### PROVIDED DATA

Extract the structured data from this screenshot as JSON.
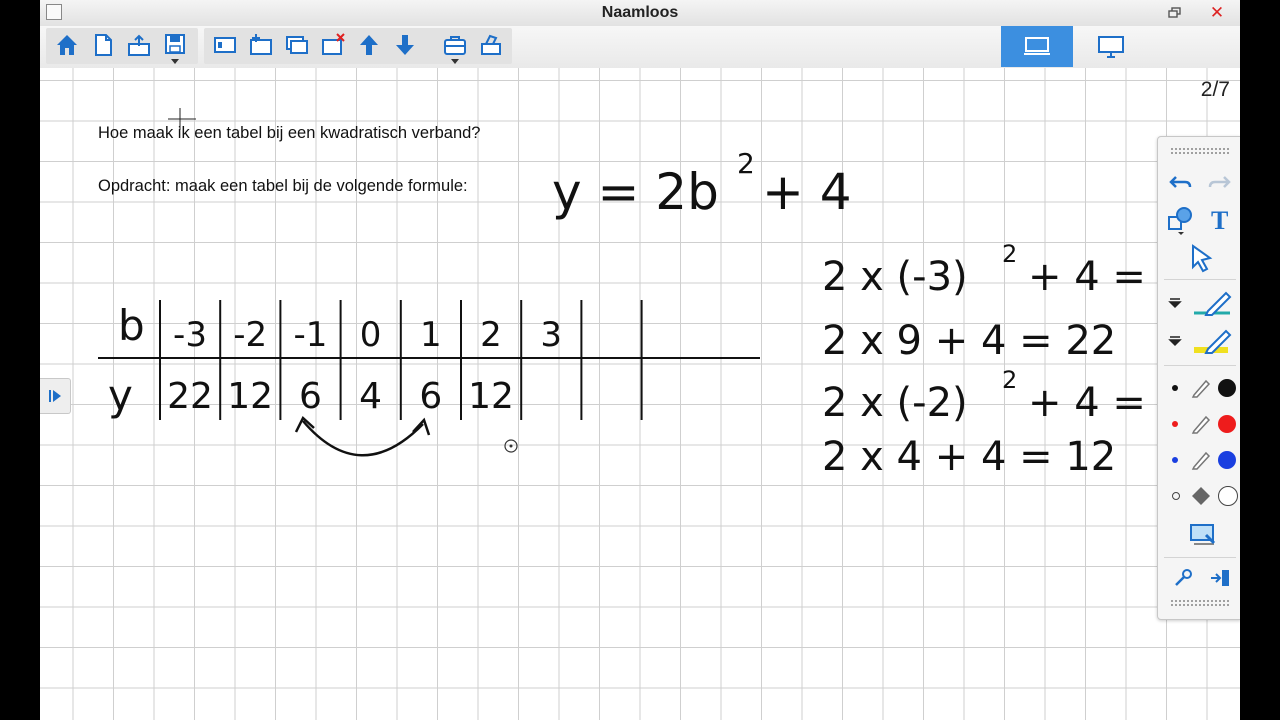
{
  "app": {
    "title": "Naamloos",
    "page_indicator": "2/7"
  },
  "toolbar": {
    "buttons": [
      "home-icon",
      "new-document-icon",
      "open-icon",
      "save-icon",
      "page-sorter-icon",
      "add-page-icon",
      "duplicate-page-icon",
      "delete-page-icon",
      "up-arrow-icon",
      "down-arrow-icon",
      "toolbox-icon",
      "scanner-icon"
    ],
    "views": [
      "whiteboard-view-icon",
      "monitor-view-icon"
    ],
    "active_view": "whiteboard-view-icon",
    "accent": "#3c8fe0"
  },
  "canvas": {
    "question": "Hoe maak ik een tabel bij een kwadratisch verband?",
    "assignment": "Opdracht: maak een tabel bij de volgende formule:",
    "formula": {
      "lhs": "y = 2b",
      "exponent": "2",
      "rhs": "+ 4"
    },
    "table": {
      "b_label": "b",
      "y_label": "y",
      "b_values": [
        "-3",
        "-2",
        "-1",
        "0",
        "1",
        "2",
        "3",
        "",
        ""
      ],
      "y_values": [
        "22",
        "12",
        "6",
        "4",
        "6",
        "12",
        "",
        "",
        ""
      ]
    },
    "work": [
      {
        "text": "2 x (-3)",
        "exp": "2",
        "tail": "+ 4 ="
      },
      {
        "text": "2 x 9 + 4 = 22",
        "exp": "",
        "tail": ""
      },
      {
        "text": "2 x (-2)",
        "exp": "2",
        "tail": "+ 4 ="
      },
      {
        "text": "2 x 4 + 4 = 12",
        "exp": "",
        "tail": ""
      }
    ]
  },
  "palette": {
    "tools": [
      "undo-icon",
      "redo-icon",
      "shapes-icon",
      "text-icon",
      "select-arrow-icon",
      "pen-icon",
      "highlighter-icon",
      "black-pen-icon",
      "red-pen-icon",
      "blue-pen-icon",
      "eraser-icon",
      "screen-capture-icon",
      "pin-icon",
      "dock-icon"
    ],
    "colors": {
      "black": "#111111",
      "red": "#ee1c1c",
      "blue": "#1a3fe0",
      "highlighter": "#f0e020",
      "pen": "#2a8fd8"
    }
  }
}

######

▶ STATED TASK:
Images in the data above are to be skipped. Retype all other material exactly.

▶ RESULT BELOW:
Extract the structured data from this screenshot as JSON.
{
  "app": {
    "title": "Naamloos",
    "page_indicator": "2/7"
  },
  "toolbar": {
    "buttons": [
      "home-icon",
      "new-document-icon",
      "open-icon",
      "save-icon",
      "page-sorter-icon",
      "add-page-icon",
      "duplicate-page-icon",
      "delete-page-icon",
      "up-arrow-icon",
      "down-arrow-icon",
      "toolbox-icon",
      "scanner-icon"
    ],
    "views": [
      "whiteboard-view-icon",
      "monitor-view-icon"
    ],
    "active_view": "whiteboard-view-icon",
    "accent": "#3c8fe0"
  },
  "canvas": {
    "question": "Hoe maak ik een tabel bij een kwadratisch verband?",
    "assignment": "Opdracht: maak een tabel bij de volgende formule:",
    "formula": {
      "lhs": "y = 2b",
      "exponent": "2",
      "rhs": "+ 4"
    },
    "table": {
      "b_label": "b",
      "y_label": "y",
      "b_values": [
        "-3",
        "-2",
        "-1",
        "0",
        "1",
        "2",
        "3",
        "",
        ""
      ],
      "y_values": [
        "22",
        "12",
        "6",
        "4",
        "6",
        "12",
        "",
        "",
        ""
      ]
    },
    "work": [
      {
        "text": "2 x (-3)",
        "exp": "2",
        "tail": "+ 4 ="
      },
      {
        "text": "2 x 9 + 4 = 22",
        "exp": "",
        "tail": ""
      },
      {
        "text": "2 x (-2)",
        "exp": "2",
        "tail": "+ 4 ="
      },
      {
        "text": "2 x 4 + 4 = 12",
        "exp": "",
        "tail": ""
      }
    ]
  },
  "palette": {
    "tools": [
      "undo-icon",
      "redo-icon",
      "shapes-icon",
      "text-icon",
      "select-arrow-icon",
      "pen-icon",
      "highlighter-icon",
      "black-pen-icon",
      "red-pen-icon",
      "blue-pen-icon",
      "eraser-icon",
      "screen-capture-icon",
      "pin-icon",
      "dock-icon"
    ],
    "colors": {
      "black": "#111111",
      "red": "#ee1c1c",
      "blue": "#1a3fe0",
      "highlighter": "#f0e020",
      "pen": "#2a8fd8"
    }
  }
}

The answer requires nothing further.